▶ **Passage choisi**:

M. Seymour : Je serais heureux de commencer. Il y a un mécanisme de déclenchement dont il faut tenir compte si nous voulons mettre ce marché en place dans notre secteur. J’en ai pris conscience assez tôt. J’ai déjà été au service d’un organisme d’État fédéral. J’avais donc un préjugé favorable : priorité au Canada et écosystème canadocentrique. Quand j’ai commencé à m’intéresser aux crédits carbone, je me suis aperçu que c’était un marché international. Il nous faut donc aborder avec prudence une solution proprement canadienne avec participation volontaire.

Si nous voulons limiter les échanges au marché canadien et établissons un registre — que je vais qualifier de volontaire —, nous pourrions nous limiter au Canada. Nous devons réfléchir à la façon dont le processus d’arbitrage et de vérification nous donne une visibilité internationale afin que je puisse faire du commerce. C’est là que les gros échanges se font. Voilà ma première réflexion.

Je suis fier de travailler à l’une des solutions à ce problème, mais c’est une histoire plus longue. Il s’agit de constituer un nouveau registre qui appartiendrait à l’industrie et qui serait géré par elle. À propos d’industrie, la meilleure pratique que j’ai observée dans le secteur de l’élevage bovin, c’est la table ronde sur la durabilité. McDonald’s, Cargill et l’Association canadienne du bétail se sont réunis et ont dit : « Nous devons définir la durabilité pour laquelle McDonald’s pourrait créer une marque et la commercialiser. »

Dix ans plus tard, l’écosystème des entreprises comprend Canards Illimités, Conservation de la nature Canada, le Fonds mondial pour la nature, les cabinets comptables, les banques; tout le monde participe. L’industrie s’est réunie pour définir ce qui constitue du bœuf durable. Nous pouvons faire la même chose pour le carbone. Je songe à une économie du carbone appartenant à l’industrie et pilotée par elle — et je ne parle pas de la seule industrie canadienne, mais aussi de partenaires et de membres de l’étranger. Il faut élargir notre horizon au-delà de nos frontières.

Je vais m’arrêter là et laisser la place à mes collègues.

Jason Mann, chef de la direction, CarbonTerra : Il y a les notions de participation volontaire et de conformité. Le débat est intense : est-ce la participation volontaire qui mènera à des changements dans les crédits de conformité ou l’inverse? Ces dernières années, nous avons essayé de traiter avec ces marchés à participation volontaire, et c’est difficile parce que le paysage est en constante évolution. Il est difficile de tracer la voie à suivre, faute de connaître les règles.

▶ **Données extraites**:

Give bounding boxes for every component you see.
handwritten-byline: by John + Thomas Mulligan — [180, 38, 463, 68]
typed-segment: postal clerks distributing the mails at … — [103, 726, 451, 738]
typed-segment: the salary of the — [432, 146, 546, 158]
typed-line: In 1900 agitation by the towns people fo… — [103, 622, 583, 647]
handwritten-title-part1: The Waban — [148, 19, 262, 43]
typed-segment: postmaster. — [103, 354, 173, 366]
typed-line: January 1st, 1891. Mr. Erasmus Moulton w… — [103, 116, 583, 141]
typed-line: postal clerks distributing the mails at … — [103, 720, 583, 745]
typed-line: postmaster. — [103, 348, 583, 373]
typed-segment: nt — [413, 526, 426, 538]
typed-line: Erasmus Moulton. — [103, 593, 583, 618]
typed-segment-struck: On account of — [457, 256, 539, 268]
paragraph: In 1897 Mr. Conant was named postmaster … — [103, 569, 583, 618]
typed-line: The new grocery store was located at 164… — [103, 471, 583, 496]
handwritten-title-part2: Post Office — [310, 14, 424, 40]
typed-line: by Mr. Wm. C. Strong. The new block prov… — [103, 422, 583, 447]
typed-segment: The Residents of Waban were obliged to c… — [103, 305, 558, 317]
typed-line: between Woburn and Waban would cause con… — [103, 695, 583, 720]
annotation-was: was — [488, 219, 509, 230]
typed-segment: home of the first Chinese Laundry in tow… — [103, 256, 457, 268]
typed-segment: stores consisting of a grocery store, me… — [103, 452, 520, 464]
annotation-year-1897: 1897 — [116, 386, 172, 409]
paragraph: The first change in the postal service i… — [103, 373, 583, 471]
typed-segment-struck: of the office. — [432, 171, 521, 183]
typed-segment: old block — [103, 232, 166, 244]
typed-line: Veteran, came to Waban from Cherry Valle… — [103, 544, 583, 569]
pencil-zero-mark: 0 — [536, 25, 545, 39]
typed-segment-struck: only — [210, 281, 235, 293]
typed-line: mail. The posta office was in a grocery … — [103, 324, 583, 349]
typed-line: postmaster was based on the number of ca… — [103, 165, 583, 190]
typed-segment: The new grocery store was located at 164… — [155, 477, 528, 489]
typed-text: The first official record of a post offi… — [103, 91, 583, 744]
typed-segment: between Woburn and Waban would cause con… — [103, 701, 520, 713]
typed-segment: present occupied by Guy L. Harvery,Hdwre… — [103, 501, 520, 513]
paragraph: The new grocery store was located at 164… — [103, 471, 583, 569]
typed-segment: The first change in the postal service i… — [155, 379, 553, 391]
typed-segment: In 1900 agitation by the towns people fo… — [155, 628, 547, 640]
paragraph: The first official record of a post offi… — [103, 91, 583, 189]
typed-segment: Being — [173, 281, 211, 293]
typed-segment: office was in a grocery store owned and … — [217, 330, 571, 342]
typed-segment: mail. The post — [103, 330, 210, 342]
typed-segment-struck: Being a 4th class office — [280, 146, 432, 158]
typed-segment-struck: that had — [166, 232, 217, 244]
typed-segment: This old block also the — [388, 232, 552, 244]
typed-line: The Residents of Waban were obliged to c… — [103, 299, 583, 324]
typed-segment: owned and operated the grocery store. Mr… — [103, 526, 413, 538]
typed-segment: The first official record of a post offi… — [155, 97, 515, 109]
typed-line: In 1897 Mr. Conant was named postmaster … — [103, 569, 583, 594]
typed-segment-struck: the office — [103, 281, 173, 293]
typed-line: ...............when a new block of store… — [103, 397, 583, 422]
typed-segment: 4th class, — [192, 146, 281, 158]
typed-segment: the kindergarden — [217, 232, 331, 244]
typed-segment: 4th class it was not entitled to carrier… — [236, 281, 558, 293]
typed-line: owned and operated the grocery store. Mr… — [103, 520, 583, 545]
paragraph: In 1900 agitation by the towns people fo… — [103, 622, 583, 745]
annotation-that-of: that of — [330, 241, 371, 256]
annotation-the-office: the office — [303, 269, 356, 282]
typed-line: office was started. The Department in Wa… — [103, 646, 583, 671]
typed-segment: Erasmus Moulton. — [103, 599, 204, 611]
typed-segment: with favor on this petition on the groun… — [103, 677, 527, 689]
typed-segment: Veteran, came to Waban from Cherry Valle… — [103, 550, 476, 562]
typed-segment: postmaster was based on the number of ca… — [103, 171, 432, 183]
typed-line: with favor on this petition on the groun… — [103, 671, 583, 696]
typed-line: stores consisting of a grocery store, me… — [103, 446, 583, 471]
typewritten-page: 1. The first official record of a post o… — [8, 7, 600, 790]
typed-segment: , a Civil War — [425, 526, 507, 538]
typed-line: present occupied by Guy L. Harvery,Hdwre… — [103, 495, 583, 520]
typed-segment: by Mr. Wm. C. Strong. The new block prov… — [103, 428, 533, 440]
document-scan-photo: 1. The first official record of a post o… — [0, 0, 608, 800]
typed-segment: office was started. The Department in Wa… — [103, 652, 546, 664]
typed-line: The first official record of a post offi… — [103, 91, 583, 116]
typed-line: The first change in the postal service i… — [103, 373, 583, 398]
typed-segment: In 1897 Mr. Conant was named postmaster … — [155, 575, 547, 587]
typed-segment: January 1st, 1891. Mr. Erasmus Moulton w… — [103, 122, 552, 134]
...
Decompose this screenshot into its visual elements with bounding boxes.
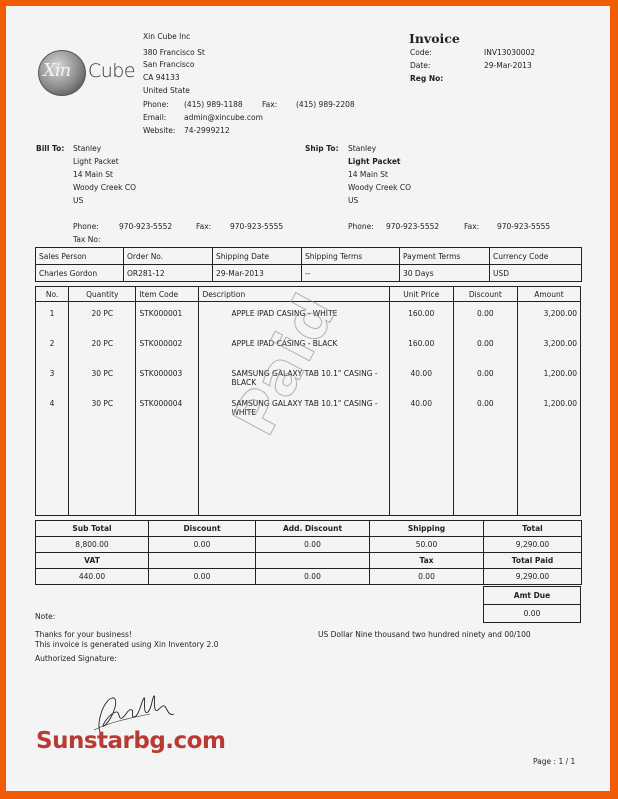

▶ **Consignes**:
A – D'après le passage sur les crédits carbone, quelles organisations se sont réunies pour définir la durabilité dans l'élevage bovin ?
B – Reprenez le passage sur les crédits carbone à la suite de sa dernière phrase.

▶ **Réponses**:
A – McDonald's, Cargill et l'Association canadienne du bétail.

B –
L’élaboration d’une formule qui pourrait être approuvée par le gouvernement fédéral — axée sur l’aspect facultatif ou sur la conformité — serait un excellent moyen de mettre en place chez nous quelque chose de fongible; on pourrait dire que le crédit a une valeur, même s’il commence à faire l’objet d’échanges au Canada pour être ensuite adopté à l’échelle mondiale.

Voilà ce que nous souhaitons. Il faut que le gouvernement fédéral travaille avec les provinces au lieu d’accepter ce méli‑mélo où une province veut telle chose alors que le gouvernement fédéral veut telle autre. Nous avons besoin d’un système cohérent sur lequel nous pouvons en quelque sorte miser, où nous pouvons dire que nous avons désormais une voie à suivre pour pouvoir construire quelque chose. À l’heure actuelle, nous faisons des conjectures. Nous essayons d’orienter l’évolution, mais nous ne sommes qu’une petite entreprise. Il faut que le gouvernement intervienne et fasse preuve de leadership.

La sénatrice Simons : Si ce n’est pas fongible, si ce n’est pas soutenu par quoi que ce soit, alors ce n’est qu’un nouveau bitcoin. Il faut avoir une valeur marchande durable; autrement, les gens n’investiront pas, car qu’achètent-ils à part un certificat de participation à mettre sur leur réfrigérateur?

M. Mann : Fixez-vous la valeur par rapport au dollar canadien, au dollar américain, vous en remettez-vous au jeu de l’offre? Je ne suis pas sûr. À certains égards, le marché est toujours le marché. Selon moi, le marché va croître s’il repose sur une garantie, si on peut lui faire confiance. S’il est parrainé, il n’y aura pas à craindre qu’il ne s’agisse que d’écoblanchiment, que le crédit est légitime, que les crédits sont légitimes. Nous avons besoin de ce genre de soutien.

M. Seymour : J’appuierais le régime sur une méthodologie — si on s’interroge sur le rôle du gouvernement — une méthodologie, un mécanisme de vérification et peut-être une validation. Nous avons dans l’Ouest du Canada un système d’assurance-récolte qui pourrait être un outil ou un agent qui commence à donner cette crédibilité de soutien que vous semblez rechercher.

[Français]

La sénatrice Petitclerc : Ma question s’adresse à Mme Hor.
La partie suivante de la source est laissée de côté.